### DIRECTION:
Output every entry exactly as written, but omit the pictures.

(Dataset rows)
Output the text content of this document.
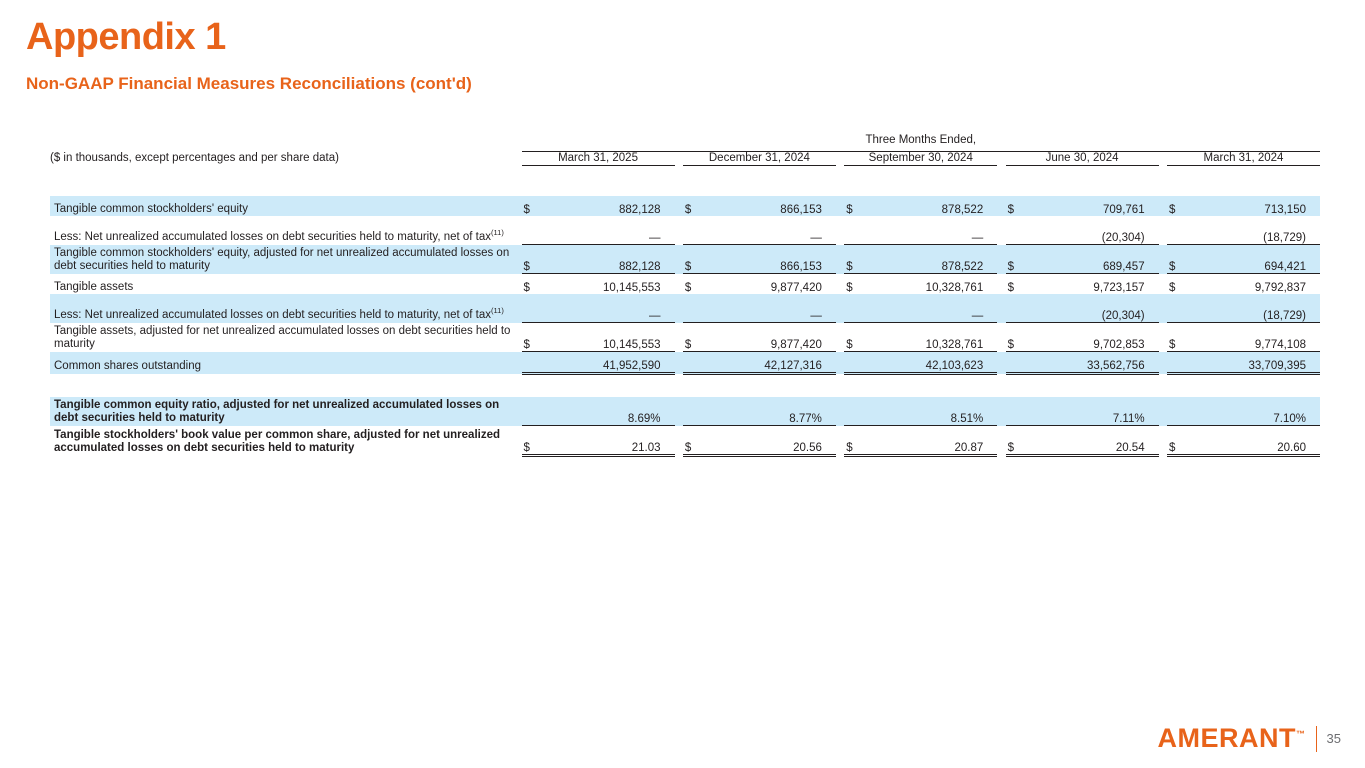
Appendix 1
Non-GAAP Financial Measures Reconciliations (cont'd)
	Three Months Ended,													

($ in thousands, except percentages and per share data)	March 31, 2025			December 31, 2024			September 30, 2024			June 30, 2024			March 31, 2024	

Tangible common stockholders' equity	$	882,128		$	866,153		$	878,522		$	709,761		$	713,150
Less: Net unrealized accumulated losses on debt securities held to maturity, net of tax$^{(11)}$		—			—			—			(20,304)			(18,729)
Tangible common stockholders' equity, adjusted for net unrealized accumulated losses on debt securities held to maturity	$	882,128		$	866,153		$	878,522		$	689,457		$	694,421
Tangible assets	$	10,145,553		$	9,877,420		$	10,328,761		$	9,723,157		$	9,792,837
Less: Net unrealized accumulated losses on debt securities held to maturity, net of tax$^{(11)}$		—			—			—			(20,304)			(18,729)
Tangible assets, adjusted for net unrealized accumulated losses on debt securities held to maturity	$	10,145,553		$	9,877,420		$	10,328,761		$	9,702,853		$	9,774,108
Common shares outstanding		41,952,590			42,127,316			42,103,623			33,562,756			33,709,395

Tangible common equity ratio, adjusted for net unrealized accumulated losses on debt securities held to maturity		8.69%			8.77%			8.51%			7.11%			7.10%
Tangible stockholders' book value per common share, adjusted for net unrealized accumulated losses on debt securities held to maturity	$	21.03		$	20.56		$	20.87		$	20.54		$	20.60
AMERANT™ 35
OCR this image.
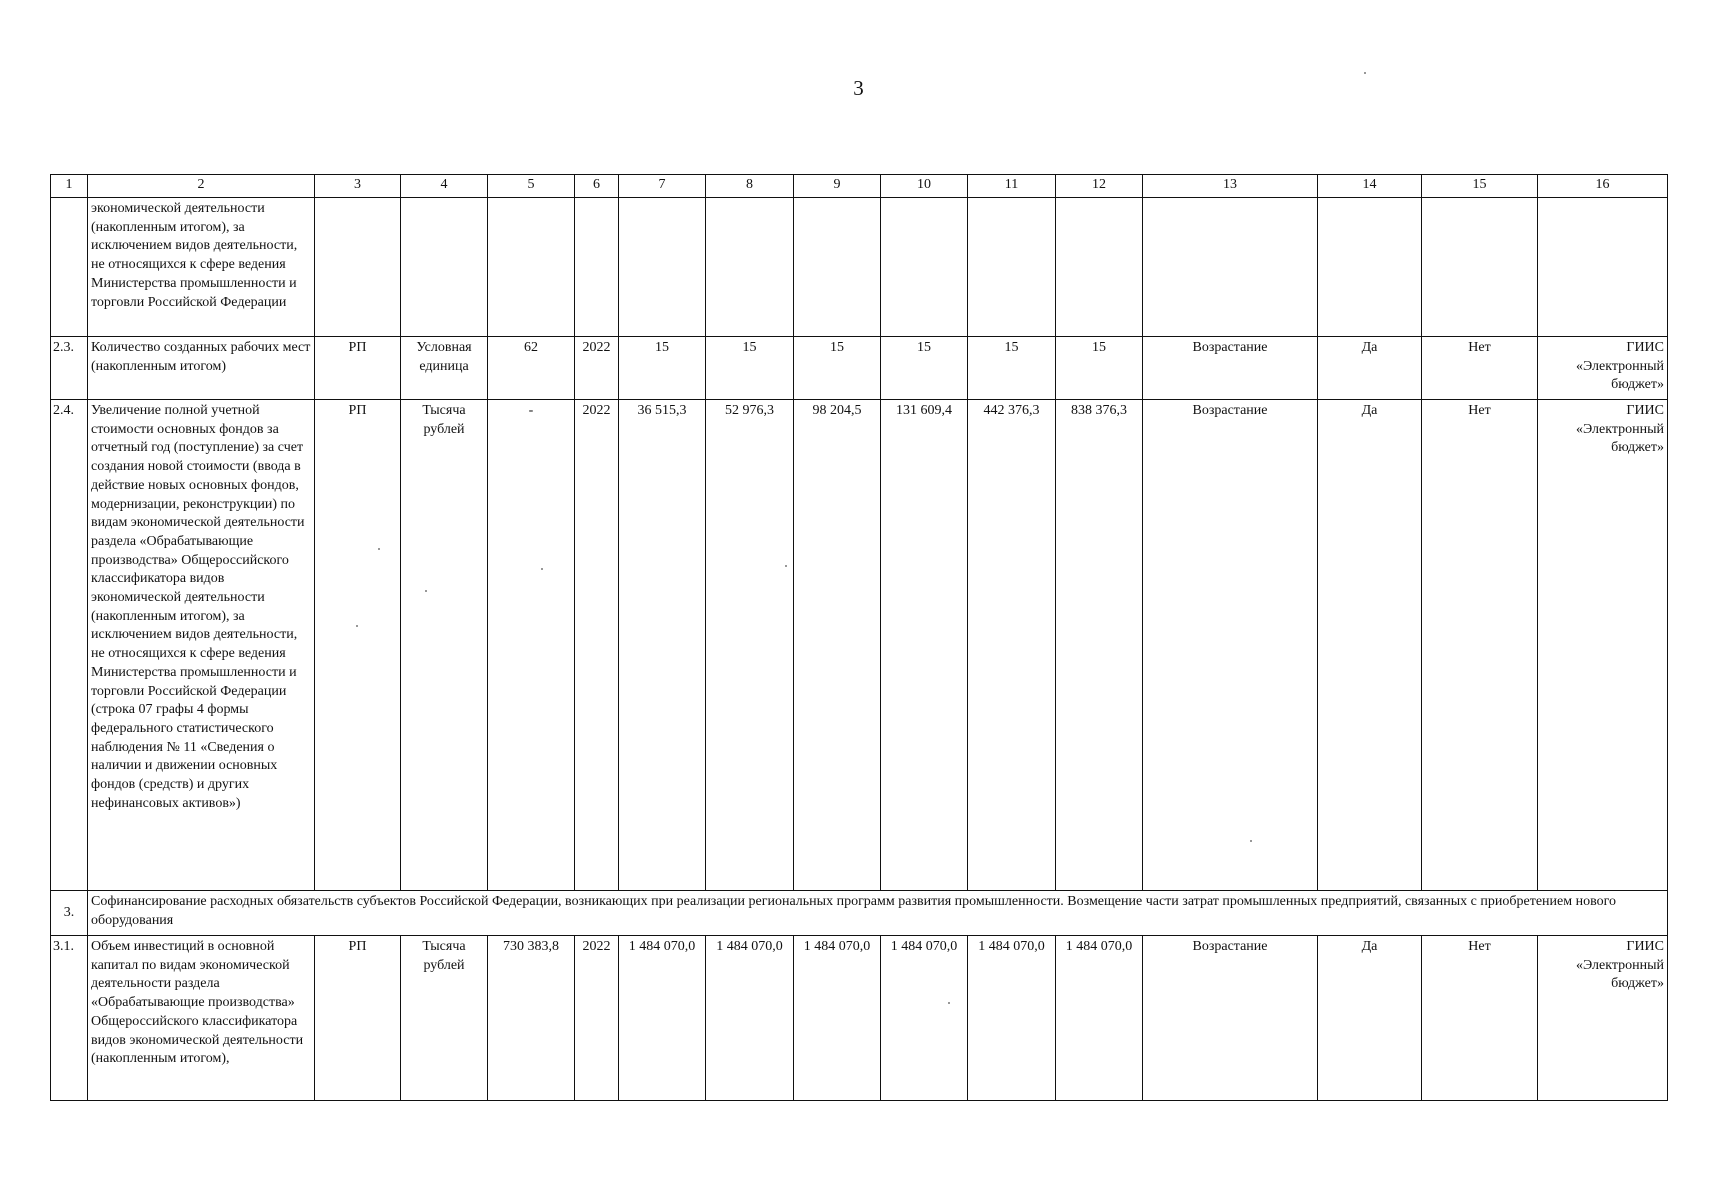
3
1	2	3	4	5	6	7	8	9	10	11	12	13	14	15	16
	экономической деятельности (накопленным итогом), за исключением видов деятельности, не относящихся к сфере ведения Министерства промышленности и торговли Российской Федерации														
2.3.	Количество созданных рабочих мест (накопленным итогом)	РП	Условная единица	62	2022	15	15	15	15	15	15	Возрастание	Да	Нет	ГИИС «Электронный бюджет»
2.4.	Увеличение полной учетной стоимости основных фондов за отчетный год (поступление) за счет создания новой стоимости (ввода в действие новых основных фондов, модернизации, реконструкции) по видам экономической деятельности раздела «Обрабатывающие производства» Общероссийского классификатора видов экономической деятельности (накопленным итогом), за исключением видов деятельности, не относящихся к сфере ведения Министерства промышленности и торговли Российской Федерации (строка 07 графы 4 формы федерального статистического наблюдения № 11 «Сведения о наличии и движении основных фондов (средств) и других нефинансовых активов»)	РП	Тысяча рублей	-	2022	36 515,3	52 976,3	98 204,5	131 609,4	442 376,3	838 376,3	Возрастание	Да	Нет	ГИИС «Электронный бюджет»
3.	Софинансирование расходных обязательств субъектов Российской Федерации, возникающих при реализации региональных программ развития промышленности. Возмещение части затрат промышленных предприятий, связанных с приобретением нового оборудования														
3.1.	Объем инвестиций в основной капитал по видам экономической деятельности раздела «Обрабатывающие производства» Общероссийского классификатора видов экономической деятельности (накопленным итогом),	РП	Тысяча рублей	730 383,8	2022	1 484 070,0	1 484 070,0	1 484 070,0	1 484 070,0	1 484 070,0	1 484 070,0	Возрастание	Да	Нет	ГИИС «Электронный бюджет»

### SOLUTION TO THE EXERCISE:
Output the text content of this document.
Appendix 1
Non-GAAP Financial Measures Reconciliations (cont'd)
	Three Months Ended,													

($ in thousands, except percentages and per share data)	March 31, 2025			December 31, 2024			September 30, 2024			June 30, 2024			March 31, 2024	

Tangible common stockholders' equity	$	882,128		$	866,153		$	878,522		$	709,761		$	713,150
Less: Net unrealized accumulated losses on debt securities held to maturity, net of tax$^{(11)}$		—			—			—			(20,304)			(18,729)
Tangible common stockholders' equity, adjusted for net unrealized accumulated losses on debt securities held to maturity	$	882,128		$	866,153		$	878,522		$	689,457		$	694,421
Tangible assets	$	10,145,553		$	9,877,420		$	10,328,761		$	9,723,157		$	9,792,837
Less: Net unrealized accumulated losses on debt securities held to maturity, net of tax$^{(11)}$		—			—			—			(20,304)			(18,729)
Tangible assets, adjusted for net unrealized accumulated losses on debt securities held to maturity	$	10,145,553		$	9,877,420		$	10,328,761		$	9,702,853		$	9,774,108
Common shares outstanding		41,952,590			42,127,316			42,103,623			33,562,756			33,709,395

Tangible common equity ratio, adjusted for net unrealized accumulated losses on debt securities held to maturity		8.69%			8.77%			8.51%			7.11%			7.10%
Tangible stockholders' book value per common share, adjusted for net unrealized accumulated losses on debt securities held to maturity	$	21.03		$	20.56		$	20.87		$	20.54		$	20.60
AMERANT™ 35
OCR this image.
3
1	2	3	4	5	6	7	8	9	10	11	12	13	14	15	16
	экономической деятельности (накопленным итогом), за исключением видов деятельности, не относящихся к сфере ведения Министерства промышленности и торговли Российской Федерации														
2.3.	Количество созданных рабочих мест (накопленным итогом)	РП	Условная единица	62	2022	15	15	15	15	15	15	Возрастание	Да	Нет	ГИИС «Электронный бюджет»
2.4.	Увеличение полной учетной стоимости основных фондов за отчетный год (поступление) за счет создания новой стоимости (ввода в действие новых основных фондов, модернизации, реконструкции) по видам экономической деятельности раздела «Обрабатывающие производства» Общероссийского классификатора видов экономической деятельности (накопленным итогом), за исключением видов деятельности, не относящихся к сфере ведения Министерства промышленности и торговли Российской Федерации (строка 07 графы 4 формы федерального статистического наблюдения № 11 «Сведения о наличии и движении основных фондов (средств) и других нефинансовых активов»)	РП	Тысяча рублей	-	2022	36 515,3	52 976,3	98 204,5	131 609,4	442 376,3	838 376,3	Возрастание	Да	Нет	ГИИС «Электронный бюджет»
3.	Софинансирование расходных обязательств субъектов Российской Федерации, возникающих при реализации региональных программ развития промышленности. Возмещение части затрат промышленных предприятий, связанных с приобретением нового оборудования														
3.1.	Объем инвестиций в основной капитал по видам экономической деятельности раздела «Обрабатывающие производства» Общероссийского классификатора видов экономической деятельности (накопленным итогом),	РП	Тысяча рублей	730 383,8	2022	1 484 070,0	1 484 070,0	1 484 070,0	1 484 070,0	1 484 070,0	1 484 070,0	Возрастание	Да	Нет	ГИИС «Электронный бюджет»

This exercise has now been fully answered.